- **Exercise**
Give back the entire listing verbatim.

- **Dataset entries**
>> START
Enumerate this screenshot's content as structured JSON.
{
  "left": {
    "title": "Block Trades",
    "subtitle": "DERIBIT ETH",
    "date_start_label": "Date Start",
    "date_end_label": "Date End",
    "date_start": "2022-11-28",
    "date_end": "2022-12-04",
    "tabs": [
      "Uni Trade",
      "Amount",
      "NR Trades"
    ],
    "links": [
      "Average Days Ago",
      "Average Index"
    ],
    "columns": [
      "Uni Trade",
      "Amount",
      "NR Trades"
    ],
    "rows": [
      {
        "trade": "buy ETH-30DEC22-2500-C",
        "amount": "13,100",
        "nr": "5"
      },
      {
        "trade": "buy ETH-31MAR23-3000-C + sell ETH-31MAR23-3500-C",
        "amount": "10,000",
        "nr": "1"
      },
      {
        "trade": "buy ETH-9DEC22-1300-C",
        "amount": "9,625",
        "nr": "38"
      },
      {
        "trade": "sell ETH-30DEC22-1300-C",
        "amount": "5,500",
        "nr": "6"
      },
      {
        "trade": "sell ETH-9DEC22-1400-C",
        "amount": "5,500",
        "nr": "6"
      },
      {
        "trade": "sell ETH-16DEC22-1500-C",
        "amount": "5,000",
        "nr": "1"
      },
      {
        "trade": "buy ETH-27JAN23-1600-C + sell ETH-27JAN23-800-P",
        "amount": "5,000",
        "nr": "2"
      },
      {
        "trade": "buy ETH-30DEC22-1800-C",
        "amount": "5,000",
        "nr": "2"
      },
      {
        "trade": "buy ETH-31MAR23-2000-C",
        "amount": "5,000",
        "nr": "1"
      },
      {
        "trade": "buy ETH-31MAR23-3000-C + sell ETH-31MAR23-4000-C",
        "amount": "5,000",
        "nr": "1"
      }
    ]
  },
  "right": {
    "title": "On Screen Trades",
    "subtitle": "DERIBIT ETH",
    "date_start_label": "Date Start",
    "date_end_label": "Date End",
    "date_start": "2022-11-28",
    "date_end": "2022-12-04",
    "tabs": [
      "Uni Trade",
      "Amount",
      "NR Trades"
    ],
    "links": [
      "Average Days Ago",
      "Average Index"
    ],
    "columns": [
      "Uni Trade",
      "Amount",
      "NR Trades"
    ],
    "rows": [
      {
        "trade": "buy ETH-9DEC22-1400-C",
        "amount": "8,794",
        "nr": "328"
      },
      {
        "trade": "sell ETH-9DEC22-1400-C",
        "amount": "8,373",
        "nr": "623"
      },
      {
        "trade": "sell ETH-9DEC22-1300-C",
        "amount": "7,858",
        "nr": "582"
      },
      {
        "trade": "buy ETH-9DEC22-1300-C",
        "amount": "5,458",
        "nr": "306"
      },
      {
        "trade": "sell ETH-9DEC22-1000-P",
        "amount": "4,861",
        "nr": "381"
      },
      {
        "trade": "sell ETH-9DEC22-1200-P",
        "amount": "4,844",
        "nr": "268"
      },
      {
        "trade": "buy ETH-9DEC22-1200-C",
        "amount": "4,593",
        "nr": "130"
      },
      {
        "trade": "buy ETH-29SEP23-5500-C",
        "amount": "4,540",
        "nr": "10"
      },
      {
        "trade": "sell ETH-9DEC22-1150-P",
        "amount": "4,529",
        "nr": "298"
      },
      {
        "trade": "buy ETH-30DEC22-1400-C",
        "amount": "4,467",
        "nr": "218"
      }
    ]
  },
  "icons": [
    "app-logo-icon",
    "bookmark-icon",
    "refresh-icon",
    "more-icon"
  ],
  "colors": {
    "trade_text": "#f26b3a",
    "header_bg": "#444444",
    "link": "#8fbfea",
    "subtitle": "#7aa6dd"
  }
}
>> END
- **Final result**
Enumerate this screenshot's content as structured JSON.
{
  "left": {
    "title": "Block Trades",
    "subtitle": "DERIBIT ETH",
    "date_start_label": "Date Start",
    "date_end_label": "Date End",
    "date_start": "2022-11-28",
    "date_end": "2022-12-04",
    "tabs": [
      "Uni Trade",
      "Amount",
      "NR Trades"
    ],
    "links": [
      "Average Days Ago",
      "Average Index"
    ],
    "columns": [
      "Uni Trade",
      "Amount",
      "NR Trades"
    ],
    "rows": [
      {
        "trade": "buy ETH-30DEC22-2500-C",
        "amount": "13,100",
        "nr": "5"
      },
      {
        "trade": "buy ETH-31MAR23-3000-C + sell ETH-31MAR23-3500-C",
        "amount": "10,000",
        "nr": "1"
      },
      {
        "trade": "buy ETH-9DEC22-1300-C",
        "amount": "9,625",
        "nr": "38"
      },
      {
        "trade": "sell ETH-30DEC22-1300-C",
        "amount": "5,500",
        "nr": "6"
      },
      {
        "trade": "sell ETH-9DEC22-1400-C",
        "amount": "5,500",
        "nr": "6"
      },
      {
        "trade": "sell ETH-16DEC22-1500-C",
        "amount": "5,000",
        "nr": "1"
      },
      {
        "trade": "buy ETH-27JAN23-1600-C + sell ETH-27JAN23-800-P",
        "amount": "5,000",
        "nr": "2"
      },
      {
        "trade": "buy ETH-30DEC22-1800-C",
        "amount": "5,000",
        "nr": "2"
      },
      {
        "trade": "buy ETH-31MAR23-2000-C",
        "amount": "5,000",
        "nr": "1"
      },
      {
        "trade": "buy ETH-31MAR23-3000-C + sell ETH-31MAR23-4000-C",
        "amount": "5,000",
        "nr": "1"
      }
    ]
  },
  "right": {
    "title": "On Screen Trades",
    "subtitle": "DERIBIT ETH",
    "date_start_label": "Date Start",
    "date_end_label": "Date End",
    "date_start": "2022-11-28",
    "date_end": "2022-12-04",
    "tabs": [
      "Uni Trade",
      "Amount",
      "NR Trades"
    ],
    "links": [
      "Average Days Ago",
      "Average Index"
    ],
    "columns": [
      "Uni Trade",
      "Amount",
      "NR Trades"
    ],
    "rows": [
      {
        "trade": "buy ETH-9DEC22-1400-C",
        "amount": "8,794",
        "nr": "328"
      },
      {
        "trade": "sell ETH-9DEC22-1400-C",
        "amount": "8,373",
        "nr": "623"
      },
      {
        "trade": "sell ETH-9DEC22-1300-C",
        "amount": "7,858",
        "nr": "582"
      },
      {
        "trade": "buy ETH-9DEC22-1300-C",
        "amount": "5,458",
        "nr": "306"
      },
      {
        "trade": "sell ETH-9DEC22-1000-P",
        "amount": "4,861",
        "nr": "381"
      },
      {
        "trade": "sell ETH-9DEC22-1200-P",
        "amount": "4,844",
        "nr": "268"
      },
      {
        "trade": "buy ETH-9DEC22-1200-C",
        "amount": "4,593",
        "nr": "130"
      },
      {
        "trade": "buy ETH-29SEP23-5500-C",
        "amount": "4,540",
        "nr": "10"
      },
      {
        "trade": "sell ETH-9DEC22-1150-P",
        "amount": "4,529",
        "nr": "298"
      },
      {
        "trade": "buy ETH-30DEC22-1400-C",
        "amount": "4,467",
        "nr": "218"
      }
    ]
  },
  "icons": [
    "app-logo-icon",
    "bookmark-icon",
    "refresh-icon",
    "more-icon"
  ],
  "colors": {
    "trade_text": "#f26b3a",
    "header_bg": "#444444",
    "link": "#8fbfea",
    "subtitle": "#7aa6dd"
  }
}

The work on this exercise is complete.